> **Material to process**
□ □ □ □ □ □ □

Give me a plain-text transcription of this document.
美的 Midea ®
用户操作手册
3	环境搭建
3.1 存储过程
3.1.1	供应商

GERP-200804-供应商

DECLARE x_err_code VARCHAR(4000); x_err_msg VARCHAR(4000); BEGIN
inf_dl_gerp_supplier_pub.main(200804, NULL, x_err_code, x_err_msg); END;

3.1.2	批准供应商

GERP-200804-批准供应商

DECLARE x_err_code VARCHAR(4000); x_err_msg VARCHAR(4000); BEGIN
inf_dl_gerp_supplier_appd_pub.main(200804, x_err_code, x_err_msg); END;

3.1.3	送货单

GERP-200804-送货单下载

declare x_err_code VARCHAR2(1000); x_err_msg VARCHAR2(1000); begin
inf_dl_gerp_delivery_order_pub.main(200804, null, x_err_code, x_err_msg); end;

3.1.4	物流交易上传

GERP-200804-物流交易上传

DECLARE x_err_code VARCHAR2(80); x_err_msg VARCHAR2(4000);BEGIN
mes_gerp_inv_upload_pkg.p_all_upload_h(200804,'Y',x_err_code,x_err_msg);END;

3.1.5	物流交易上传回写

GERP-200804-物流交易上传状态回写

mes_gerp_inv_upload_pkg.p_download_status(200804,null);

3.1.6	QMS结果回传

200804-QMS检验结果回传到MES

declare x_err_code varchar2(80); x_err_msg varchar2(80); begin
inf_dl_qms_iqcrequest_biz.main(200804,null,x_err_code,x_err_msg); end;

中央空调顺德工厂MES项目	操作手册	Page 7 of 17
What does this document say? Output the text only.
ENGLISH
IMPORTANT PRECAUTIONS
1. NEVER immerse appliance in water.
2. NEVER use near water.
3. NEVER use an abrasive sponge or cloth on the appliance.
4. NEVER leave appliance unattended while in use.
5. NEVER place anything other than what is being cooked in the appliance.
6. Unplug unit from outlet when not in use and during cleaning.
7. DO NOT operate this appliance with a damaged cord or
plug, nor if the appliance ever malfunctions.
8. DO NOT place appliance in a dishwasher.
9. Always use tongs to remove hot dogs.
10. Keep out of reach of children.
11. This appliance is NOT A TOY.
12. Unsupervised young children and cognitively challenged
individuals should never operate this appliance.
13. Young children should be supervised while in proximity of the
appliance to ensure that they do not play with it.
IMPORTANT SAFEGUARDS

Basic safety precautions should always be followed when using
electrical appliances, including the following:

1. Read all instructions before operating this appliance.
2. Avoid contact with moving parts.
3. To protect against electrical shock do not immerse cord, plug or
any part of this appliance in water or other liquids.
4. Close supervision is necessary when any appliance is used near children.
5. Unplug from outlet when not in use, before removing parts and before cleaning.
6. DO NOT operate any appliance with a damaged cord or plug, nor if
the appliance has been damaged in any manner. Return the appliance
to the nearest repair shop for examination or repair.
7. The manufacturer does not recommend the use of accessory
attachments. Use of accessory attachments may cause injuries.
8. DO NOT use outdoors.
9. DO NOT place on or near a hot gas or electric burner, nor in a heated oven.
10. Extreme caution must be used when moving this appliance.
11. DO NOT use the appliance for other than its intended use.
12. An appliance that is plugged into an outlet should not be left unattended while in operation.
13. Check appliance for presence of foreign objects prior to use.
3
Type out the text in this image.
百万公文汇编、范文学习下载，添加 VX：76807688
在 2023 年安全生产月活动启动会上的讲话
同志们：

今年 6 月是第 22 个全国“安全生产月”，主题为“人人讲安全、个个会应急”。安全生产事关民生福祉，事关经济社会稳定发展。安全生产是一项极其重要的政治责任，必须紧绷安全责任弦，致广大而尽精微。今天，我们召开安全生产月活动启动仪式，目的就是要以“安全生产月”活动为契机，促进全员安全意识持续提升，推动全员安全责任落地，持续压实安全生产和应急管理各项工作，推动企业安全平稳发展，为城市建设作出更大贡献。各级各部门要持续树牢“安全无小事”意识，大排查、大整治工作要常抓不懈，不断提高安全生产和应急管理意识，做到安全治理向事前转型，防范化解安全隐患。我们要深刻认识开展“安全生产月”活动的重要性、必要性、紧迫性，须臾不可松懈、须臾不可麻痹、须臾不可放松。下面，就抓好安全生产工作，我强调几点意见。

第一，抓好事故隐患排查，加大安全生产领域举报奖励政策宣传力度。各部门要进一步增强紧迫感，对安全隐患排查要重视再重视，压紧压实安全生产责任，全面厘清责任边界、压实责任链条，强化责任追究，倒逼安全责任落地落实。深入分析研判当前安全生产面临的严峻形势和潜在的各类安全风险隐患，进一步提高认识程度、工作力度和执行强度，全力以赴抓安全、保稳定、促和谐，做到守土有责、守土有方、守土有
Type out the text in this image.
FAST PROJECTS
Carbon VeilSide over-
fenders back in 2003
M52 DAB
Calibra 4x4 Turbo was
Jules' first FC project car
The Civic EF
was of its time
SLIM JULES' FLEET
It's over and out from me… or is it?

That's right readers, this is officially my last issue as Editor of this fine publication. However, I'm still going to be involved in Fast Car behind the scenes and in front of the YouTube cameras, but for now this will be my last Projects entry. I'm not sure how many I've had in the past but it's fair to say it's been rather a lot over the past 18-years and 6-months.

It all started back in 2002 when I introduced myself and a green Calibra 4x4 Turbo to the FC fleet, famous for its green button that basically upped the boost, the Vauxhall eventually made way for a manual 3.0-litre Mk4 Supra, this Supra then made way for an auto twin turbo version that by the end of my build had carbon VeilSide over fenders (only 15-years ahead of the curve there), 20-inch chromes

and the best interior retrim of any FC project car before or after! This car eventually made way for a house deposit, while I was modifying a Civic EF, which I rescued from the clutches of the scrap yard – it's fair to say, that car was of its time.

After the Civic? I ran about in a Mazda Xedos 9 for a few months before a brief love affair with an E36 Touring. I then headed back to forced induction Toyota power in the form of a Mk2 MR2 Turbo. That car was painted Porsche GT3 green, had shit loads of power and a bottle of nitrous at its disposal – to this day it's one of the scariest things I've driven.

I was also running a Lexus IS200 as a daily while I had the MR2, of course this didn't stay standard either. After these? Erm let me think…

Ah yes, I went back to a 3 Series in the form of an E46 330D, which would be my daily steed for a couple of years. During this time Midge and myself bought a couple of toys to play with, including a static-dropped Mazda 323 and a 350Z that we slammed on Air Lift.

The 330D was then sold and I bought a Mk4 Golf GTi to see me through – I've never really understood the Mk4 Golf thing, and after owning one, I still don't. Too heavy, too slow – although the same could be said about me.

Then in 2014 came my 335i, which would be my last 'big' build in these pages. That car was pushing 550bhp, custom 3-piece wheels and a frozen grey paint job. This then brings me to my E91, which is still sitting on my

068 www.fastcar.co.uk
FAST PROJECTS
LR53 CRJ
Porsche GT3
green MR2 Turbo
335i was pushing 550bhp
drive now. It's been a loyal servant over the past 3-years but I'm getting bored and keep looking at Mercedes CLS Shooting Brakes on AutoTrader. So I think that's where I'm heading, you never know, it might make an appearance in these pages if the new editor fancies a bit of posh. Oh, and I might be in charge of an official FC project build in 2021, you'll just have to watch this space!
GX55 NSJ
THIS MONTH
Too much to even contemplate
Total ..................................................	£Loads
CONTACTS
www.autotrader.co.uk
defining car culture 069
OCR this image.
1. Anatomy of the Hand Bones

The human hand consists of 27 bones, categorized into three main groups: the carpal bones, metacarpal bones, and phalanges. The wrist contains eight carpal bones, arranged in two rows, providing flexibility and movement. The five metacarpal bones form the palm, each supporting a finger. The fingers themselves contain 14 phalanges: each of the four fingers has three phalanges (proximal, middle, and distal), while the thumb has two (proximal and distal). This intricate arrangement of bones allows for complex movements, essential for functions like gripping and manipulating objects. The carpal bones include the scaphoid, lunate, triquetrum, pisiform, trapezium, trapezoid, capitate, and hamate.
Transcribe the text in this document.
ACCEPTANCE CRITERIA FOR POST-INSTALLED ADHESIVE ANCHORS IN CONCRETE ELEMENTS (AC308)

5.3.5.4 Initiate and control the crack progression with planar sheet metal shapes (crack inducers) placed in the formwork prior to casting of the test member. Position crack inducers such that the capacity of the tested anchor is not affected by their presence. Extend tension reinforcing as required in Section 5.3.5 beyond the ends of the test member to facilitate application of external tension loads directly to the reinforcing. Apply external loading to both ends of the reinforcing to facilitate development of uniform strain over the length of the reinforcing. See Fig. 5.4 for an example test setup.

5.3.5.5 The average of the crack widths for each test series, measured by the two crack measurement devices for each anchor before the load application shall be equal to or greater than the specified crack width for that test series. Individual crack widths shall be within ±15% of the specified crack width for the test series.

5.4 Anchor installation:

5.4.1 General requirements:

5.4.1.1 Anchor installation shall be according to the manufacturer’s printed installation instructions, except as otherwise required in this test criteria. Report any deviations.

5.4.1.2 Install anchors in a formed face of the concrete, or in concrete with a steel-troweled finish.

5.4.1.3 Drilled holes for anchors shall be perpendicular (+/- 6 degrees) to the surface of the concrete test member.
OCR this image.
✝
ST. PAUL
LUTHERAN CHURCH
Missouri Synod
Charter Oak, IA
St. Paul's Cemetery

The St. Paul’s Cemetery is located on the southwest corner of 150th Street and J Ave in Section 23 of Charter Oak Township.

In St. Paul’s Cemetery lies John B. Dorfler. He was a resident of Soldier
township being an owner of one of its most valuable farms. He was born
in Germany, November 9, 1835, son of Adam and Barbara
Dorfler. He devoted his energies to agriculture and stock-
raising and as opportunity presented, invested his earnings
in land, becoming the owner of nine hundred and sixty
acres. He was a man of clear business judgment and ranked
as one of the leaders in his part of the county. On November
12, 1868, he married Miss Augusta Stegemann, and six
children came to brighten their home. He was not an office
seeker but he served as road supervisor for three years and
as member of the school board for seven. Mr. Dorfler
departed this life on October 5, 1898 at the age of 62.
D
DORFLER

□ □ □ □ □ □ □

> **Work to complete**
From the listing, copy each line containing the word "Turbo".

> **Correct output**
Calibra 4x4 Turbo was
It all started back in 2002 when I introduced myself and a green Calibra 4x4 Turbo to the FC fleet, famous for its green button that basically upped the boost, the Vauxhall eventually made way for a manual 3.0-litre Mk4 Supra, this Supra then made way for an auto twin turbo version that by the end of my build had carbon VeilSide over fenders (only 15-years ahead of the curve there), 20-inch chromes
After the Civic? I ran about in a Mazda Xedos 9 for a few months before a brief love affair with an E36 Touring. I then headed back to forced induction Toyota power in the form of a Mk2 MR2 Turbo. That car was painted Porsche GT3 green, had shit loads of power and a bottle of nitrous at its disposal – to this day it's one of the scariest things I've driven.
green MR2 Turbo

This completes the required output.